- [DIRECTION] Take the line containing "What text is on this page?" and all lines after it, through the end of the material, and repeat them exactly, pictures left out.

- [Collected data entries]

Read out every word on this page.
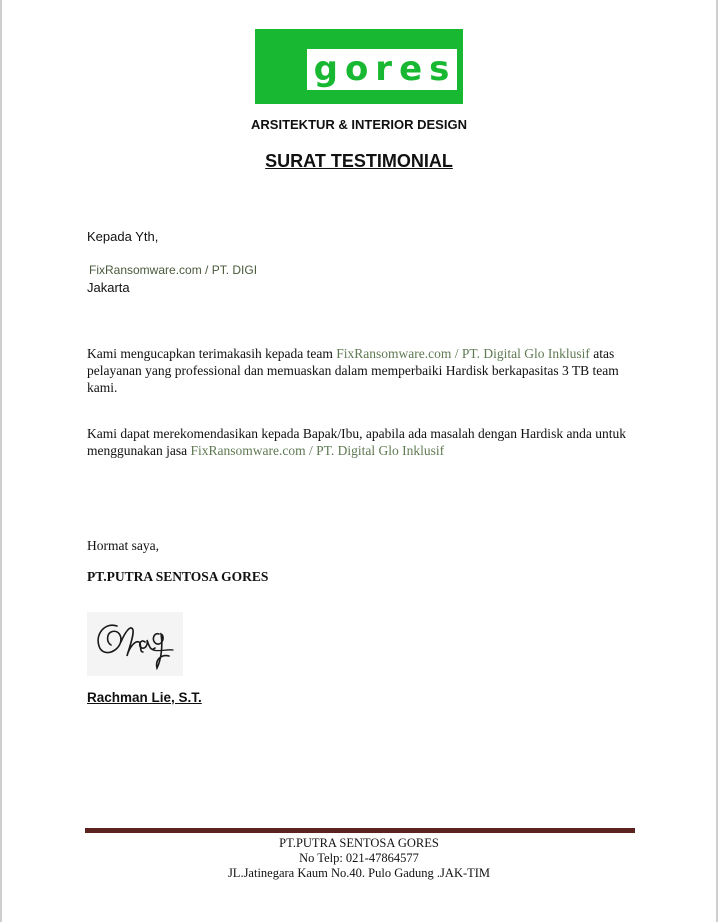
gores
ARSITEKTUR & INTERIOR DESIGN
SURAT TESTIMONIAL
Kepada Yth,
FixRansomware.com / PT. DIGI
Jakarta
Kami mengucapkan terimakasih kepada team FixRansomware.com / PT. Digital Glo Inklusif atas pelayanan yang professional dan memuaskan dalam memperbaiki Hardisk berkapasitas 3 TB team kami.
Kami dapat merekomendasikan kepada Bapak/Ibu, apabila ada masalah dengan Hardisk anda untuk menggunakan jasa FixRansomware.com / PT. Digital Glo Inklusif
Hormat saya,
PT.PUTRA SENTOSA GORES
Rachman Lie, S.T.
PT.PUTRA SENTOSA GORES
No Telp: 021-47864577
JL.Jatinegara Kaum No.40. Pulo Gadung .JAK-TIM
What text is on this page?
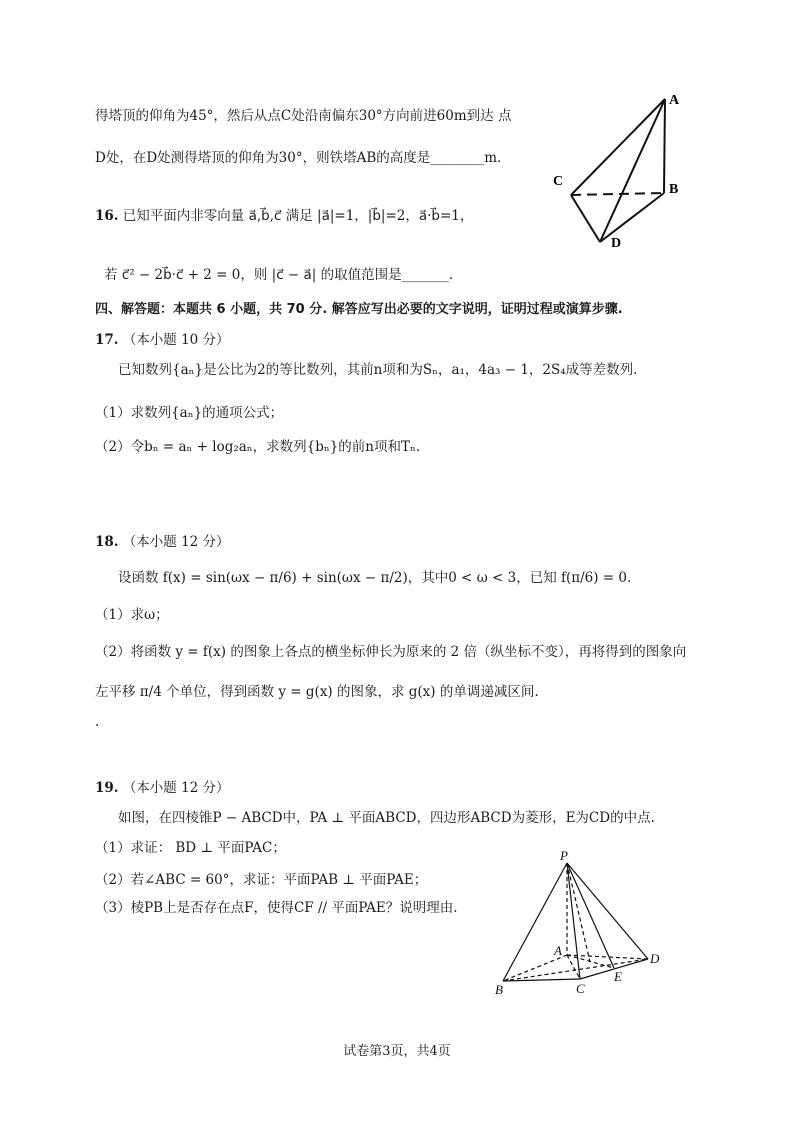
得塔顶的仰角为45°，然后从点C处沿南偏东30°方向前进60m到达 点
D处，在D处测得塔顶的仰角为30°，则铁塔AB的高度是________m.
A
B
C
D
16. 已知平面内非零向量 a⃗,b⃗,c⃗ 满足 |a⃗|=1，|b⃗|=2，a⃗·b⃗=1，
若 c⃗² − 2b⃗·c⃗ + 2 = 0，则 |c⃗ − a⃗| 的取值范围是_______.
四、解答题：本题共 6 小题，共 70 分. 解答应写出必要的文字说明，证明过程或演算步骤.
17. （本小题 10 分）
已知数列{aₙ}是公比为2的等比数列，其前n项和为Sₙ，a₁，4a₃ − 1，2S₄成等差数列.
（1）求数列{aₙ}的通项公式；
（2）令bₙ = aₙ + log₂aₙ，求数列{bₙ}的前n项和Tₙ.
18. （本小题 12 分）
设函数 f(x) = sin(ωx − π/6) + sin(ωx − π/2)，其中0 < ω < 3，已知 f(π/6) = 0.
（1）求ω；
（2）将函数 y = f(x) 的图象上各点的横坐标伸长为原来的 2 倍（纵坐标不变），再将得到的图象向
左平移 π/4 个单位，得到函数 y = g(x) 的图象，求 g(x) 的单调递减区间.
.
19. （本小题 12 分）
如图，在四棱锥P − ABCD中，PA ⊥ 平面ABCD，四边形ABCD为菱形，E为CD的中点.
（1）求证： BD ⊥ 平面PAC；
（2）若∠ABC = 60°，求证：平面PAB ⊥ 平面PAE；
（3）棱PB上是否存在点F，使得CF // 平面PAE？说明理由.
P
A
B	C
D
E
试卷第3页，共4页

- [FINISHED TASK]
What text is on this page?
得塔顶的仰角为45°，然后从点C处沿南偏东30°方向前进60m到达 点
D处，在D处测得塔顶的仰角为30°，则铁塔AB的高度是________m.
A
B
C
D
16. 已知平面内非零向量 a⃗,b⃗,c⃗ 满足 |a⃗|=1，|b⃗|=2，a⃗·b⃗=1，
若 c⃗² − 2b⃗·c⃗ + 2 = 0，则 |c⃗ − a⃗| 的取值范围是_______.
四、解答题：本题共 6 小题，共 70 分. 解答应写出必要的文字说明，证明过程或演算步骤.
17. （本小题 10 分）
已知数列{aₙ}是公比为2的等比数列，其前n项和为Sₙ，a₁，4a₃ − 1，2S₄成等差数列.
（1）求数列{aₙ}的通项公式；
（2）令bₙ = aₙ + log₂aₙ，求数列{bₙ}的前n项和Tₙ.
18. （本小题 12 分）
设函数 f(x) = sin(ωx − π/6) + sin(ωx − π/2)，其中0 < ω < 3，已知 f(π/6) = 0.
（1）求ω；
（2）将函数 y = f(x) 的图象上各点的横坐标伸长为原来的 2 倍（纵坐标不变），再将得到的图象向
左平移 π/4 个单位，得到函数 y = g(x) 的图象，求 g(x) 的单调递减区间.
.
19. （本小题 12 分）
如图，在四棱锥P − ABCD中，PA ⊥ 平面ABCD，四边形ABCD为菱形，E为CD的中点.
（1）求证： BD ⊥ 平面PAC；
（2）若∠ABC = 60°，求证：平面PAB ⊥ 平面PAE；
（3）棱PB上是否存在点F，使得CF // 平面PAE？说明理由.
P
A
B	C
D
E
试卷第3页，共4页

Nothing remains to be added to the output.